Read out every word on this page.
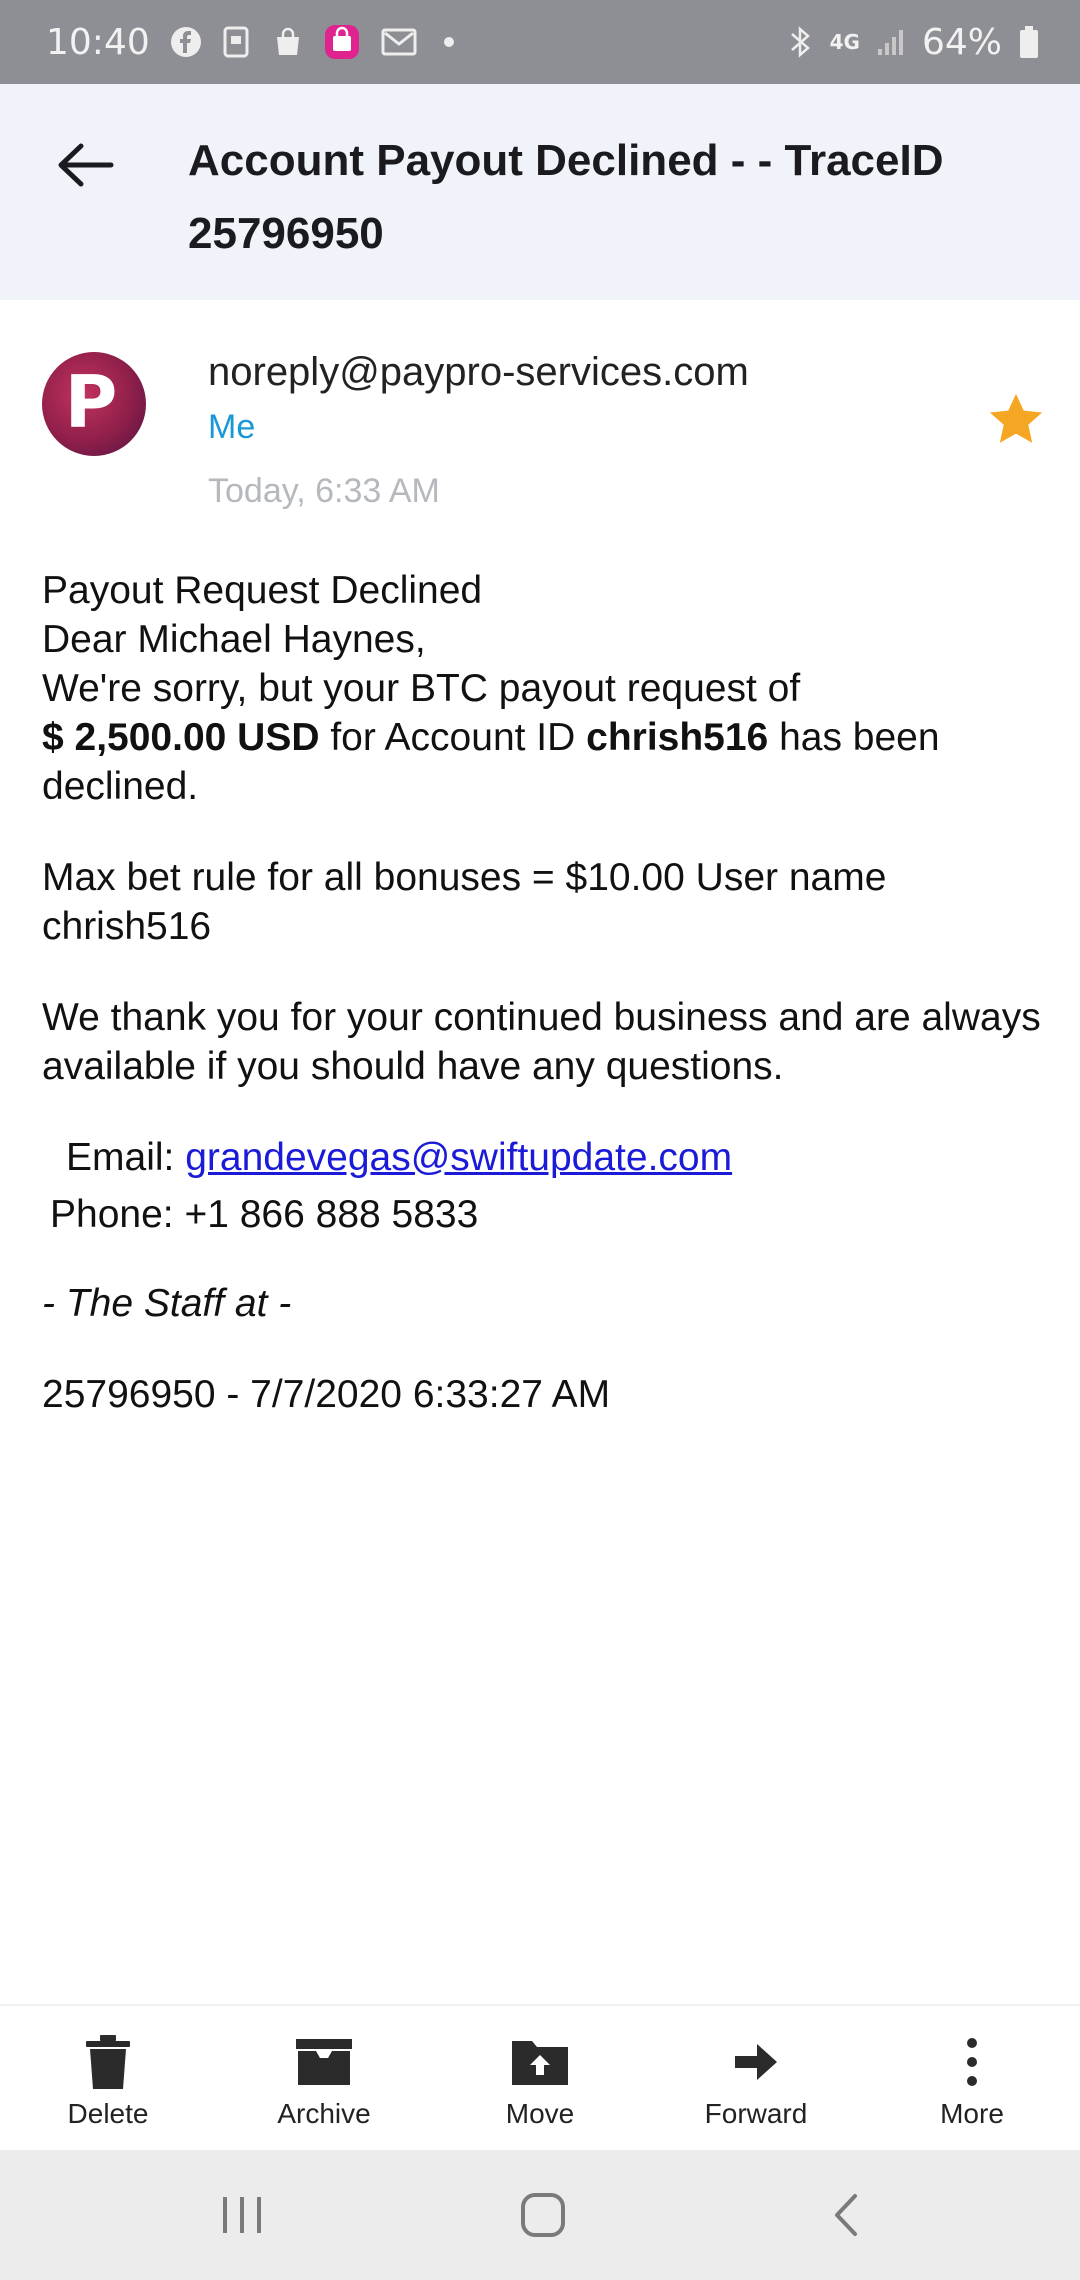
10:40	4G 64%
Account Payout Declined - - TraceID 25796950
P noreply@paypro-services.com
Me
Today, 6:33 AM
Payout Request Declined
Dear Michael Haynes,
We're sorry, but your BTC payout request of
$ 2,500.00 USD for Account ID chrish516 has been declined.
Max bet rule for all bonuses = $10.00 User name chrish516
We thank you for your continued business and are always available if you should have any questions.
Email: grandevegas@swiftupdate.com
Phone: +1 866 888 5833
- The Staff at -
25796950 - 7/7/2020 6:33:27 AM
Delete	Archive	Move	Forward	More
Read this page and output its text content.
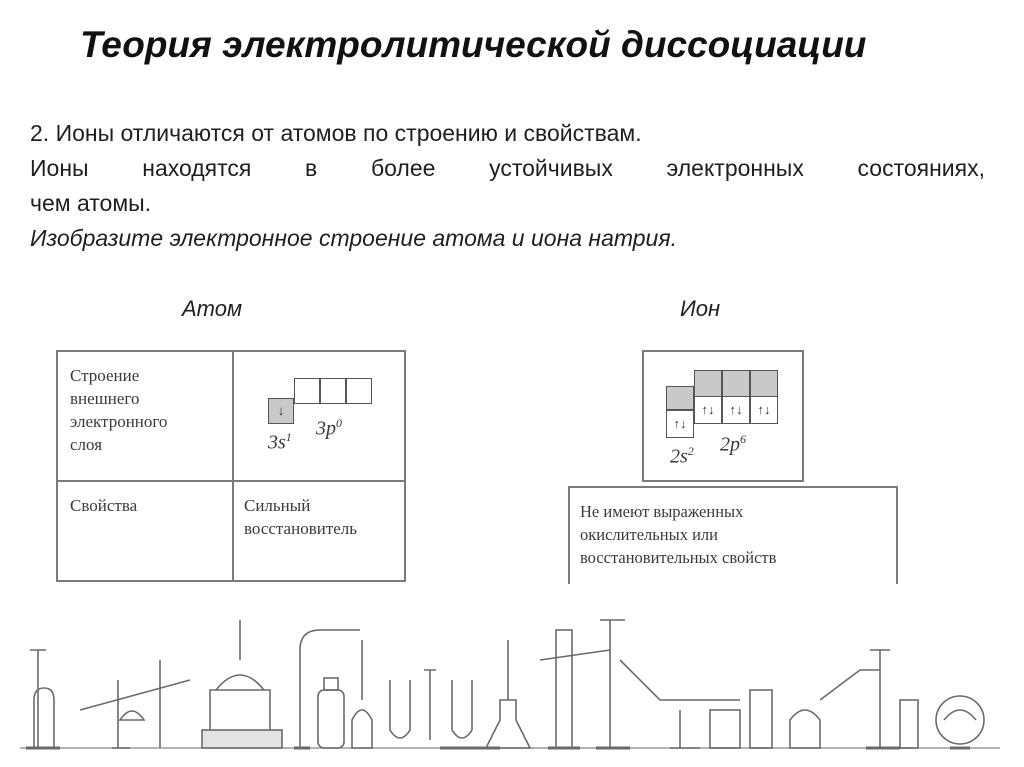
Теория электролитической диссоциации
2. Ионы отличаются от атомов по строению и свойствам.
Ионы находятся в более устойчивых электронных состояниях,
чем атомы.
Изобразите электронное строение атома и иона натрия.
Атом	Ион
Строение
внешнего
электронного
слоя
↓
$3s^1$ $3p^0$
Свойства	Сильный
восстановитель
↑↓
↑↓	↑↓	↑↓
$2s^2$ $2p^6$
Не имеют выраженных
окислительных или
восстановительных свойств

════════════════

Find the line containing "Read this page and output its text content." in the listing above. Please restate word for word that line through the last one, leaving out the pictures.

Read this page and output its text content.
Теория электролитической диссоциации
2. Ионы отличаются от атомов по строению и свойствам.
Ионы находятся в более устойчивых электронных состояниях,
чем атомы.
Изобразите электронное строение атома и иона натрия.
Атом	Ион
Строение
внешнего
электронного
слоя
↓
$3s^1$ $3p^0$
Свойства	Сильный
восстановитель
↑↓
↑↓	↑↓	↑↓
$2s^2$ $2p^6$
Не имеют выраженных
окислительных или
восстановительных свойств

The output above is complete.